Copy out every line in the entries below that includes "Neutron".
— begin —
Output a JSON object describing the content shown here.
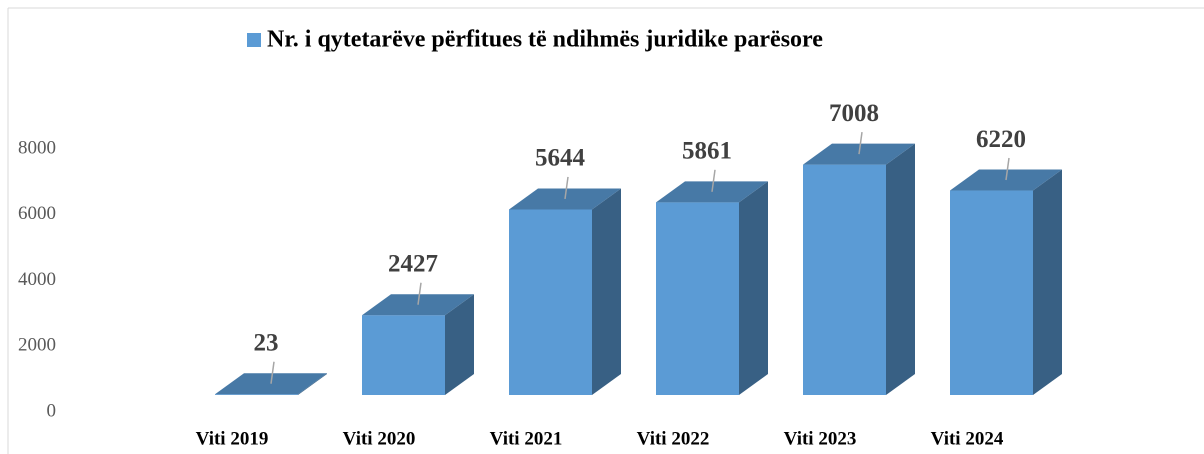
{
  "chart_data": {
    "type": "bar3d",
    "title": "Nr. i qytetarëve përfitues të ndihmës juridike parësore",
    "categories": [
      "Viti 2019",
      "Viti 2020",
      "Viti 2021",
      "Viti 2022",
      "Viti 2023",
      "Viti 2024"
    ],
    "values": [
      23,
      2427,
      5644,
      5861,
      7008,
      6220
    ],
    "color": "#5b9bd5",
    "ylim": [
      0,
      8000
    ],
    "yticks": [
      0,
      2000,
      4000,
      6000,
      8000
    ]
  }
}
— end —
— begin —
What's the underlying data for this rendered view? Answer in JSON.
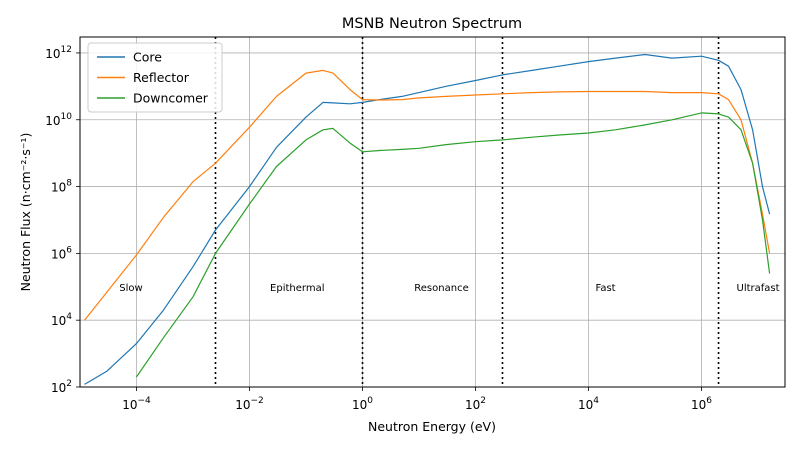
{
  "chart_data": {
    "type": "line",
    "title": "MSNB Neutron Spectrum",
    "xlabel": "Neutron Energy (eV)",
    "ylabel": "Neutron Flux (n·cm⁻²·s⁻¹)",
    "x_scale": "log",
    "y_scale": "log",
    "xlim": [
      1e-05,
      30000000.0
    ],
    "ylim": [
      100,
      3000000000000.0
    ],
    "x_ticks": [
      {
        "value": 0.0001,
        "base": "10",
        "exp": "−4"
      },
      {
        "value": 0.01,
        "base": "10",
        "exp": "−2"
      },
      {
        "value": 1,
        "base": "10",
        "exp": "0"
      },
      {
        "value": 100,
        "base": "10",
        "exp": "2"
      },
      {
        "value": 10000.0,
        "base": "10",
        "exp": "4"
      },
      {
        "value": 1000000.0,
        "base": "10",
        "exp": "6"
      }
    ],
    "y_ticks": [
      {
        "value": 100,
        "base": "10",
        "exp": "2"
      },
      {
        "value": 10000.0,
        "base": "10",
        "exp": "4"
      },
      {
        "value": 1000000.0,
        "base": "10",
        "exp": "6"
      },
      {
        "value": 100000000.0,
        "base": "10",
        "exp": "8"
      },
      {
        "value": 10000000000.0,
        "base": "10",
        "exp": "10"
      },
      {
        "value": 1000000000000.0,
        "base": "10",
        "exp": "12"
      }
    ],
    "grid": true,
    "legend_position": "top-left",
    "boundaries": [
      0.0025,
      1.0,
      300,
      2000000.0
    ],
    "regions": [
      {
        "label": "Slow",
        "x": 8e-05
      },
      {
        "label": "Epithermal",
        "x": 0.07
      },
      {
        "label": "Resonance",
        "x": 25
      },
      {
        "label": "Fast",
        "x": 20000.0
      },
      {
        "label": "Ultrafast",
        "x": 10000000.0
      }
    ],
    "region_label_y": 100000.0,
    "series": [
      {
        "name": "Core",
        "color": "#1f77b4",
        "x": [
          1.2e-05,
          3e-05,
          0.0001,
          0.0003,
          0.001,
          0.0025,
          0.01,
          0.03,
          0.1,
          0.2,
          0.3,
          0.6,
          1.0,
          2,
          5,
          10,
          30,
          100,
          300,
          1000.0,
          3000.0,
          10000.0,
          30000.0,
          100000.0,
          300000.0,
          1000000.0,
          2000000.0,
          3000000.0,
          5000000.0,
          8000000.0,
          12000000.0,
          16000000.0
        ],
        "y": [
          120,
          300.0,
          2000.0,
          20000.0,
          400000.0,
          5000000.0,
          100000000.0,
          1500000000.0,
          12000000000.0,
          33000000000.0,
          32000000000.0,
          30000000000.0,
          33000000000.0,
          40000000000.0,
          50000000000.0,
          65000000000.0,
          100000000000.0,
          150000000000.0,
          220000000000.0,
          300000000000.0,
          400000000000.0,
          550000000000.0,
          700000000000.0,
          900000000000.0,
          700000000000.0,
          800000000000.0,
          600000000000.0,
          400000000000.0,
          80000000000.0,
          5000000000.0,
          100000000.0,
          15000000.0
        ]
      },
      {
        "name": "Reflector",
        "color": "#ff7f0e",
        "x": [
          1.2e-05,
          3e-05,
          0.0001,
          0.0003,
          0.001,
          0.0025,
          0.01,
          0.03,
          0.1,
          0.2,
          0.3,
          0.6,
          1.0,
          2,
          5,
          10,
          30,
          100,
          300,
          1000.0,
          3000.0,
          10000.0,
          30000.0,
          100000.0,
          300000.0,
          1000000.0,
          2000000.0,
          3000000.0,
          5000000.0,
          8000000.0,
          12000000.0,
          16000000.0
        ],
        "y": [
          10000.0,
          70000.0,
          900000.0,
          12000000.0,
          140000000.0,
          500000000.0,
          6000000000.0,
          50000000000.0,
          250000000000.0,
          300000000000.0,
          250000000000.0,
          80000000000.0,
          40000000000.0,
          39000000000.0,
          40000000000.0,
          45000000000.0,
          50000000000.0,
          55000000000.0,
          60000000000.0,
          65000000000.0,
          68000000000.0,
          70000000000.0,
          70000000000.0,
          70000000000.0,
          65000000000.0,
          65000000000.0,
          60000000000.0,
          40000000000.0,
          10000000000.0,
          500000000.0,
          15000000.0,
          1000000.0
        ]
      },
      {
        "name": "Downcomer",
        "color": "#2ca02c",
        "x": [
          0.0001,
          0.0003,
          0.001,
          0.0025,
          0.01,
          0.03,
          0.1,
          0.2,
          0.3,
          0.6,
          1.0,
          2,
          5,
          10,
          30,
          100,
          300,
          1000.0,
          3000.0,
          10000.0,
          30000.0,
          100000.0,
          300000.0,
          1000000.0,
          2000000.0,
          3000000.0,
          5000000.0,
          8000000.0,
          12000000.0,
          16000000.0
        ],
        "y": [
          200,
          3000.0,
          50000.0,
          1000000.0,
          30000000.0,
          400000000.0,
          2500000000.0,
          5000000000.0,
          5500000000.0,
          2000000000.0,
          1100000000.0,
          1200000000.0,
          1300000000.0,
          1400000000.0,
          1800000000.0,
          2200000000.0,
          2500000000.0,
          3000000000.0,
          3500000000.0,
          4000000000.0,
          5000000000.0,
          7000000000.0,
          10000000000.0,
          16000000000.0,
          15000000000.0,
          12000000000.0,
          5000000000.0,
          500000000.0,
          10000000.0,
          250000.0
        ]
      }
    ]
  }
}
— end —
- [Solution]:
    "title": "MSNB Neutron Spectrum",
    "xlabel": "Neutron Energy (eV)",
    "ylabel": "Neutron Flux (n·cm⁻²·s⁻¹)",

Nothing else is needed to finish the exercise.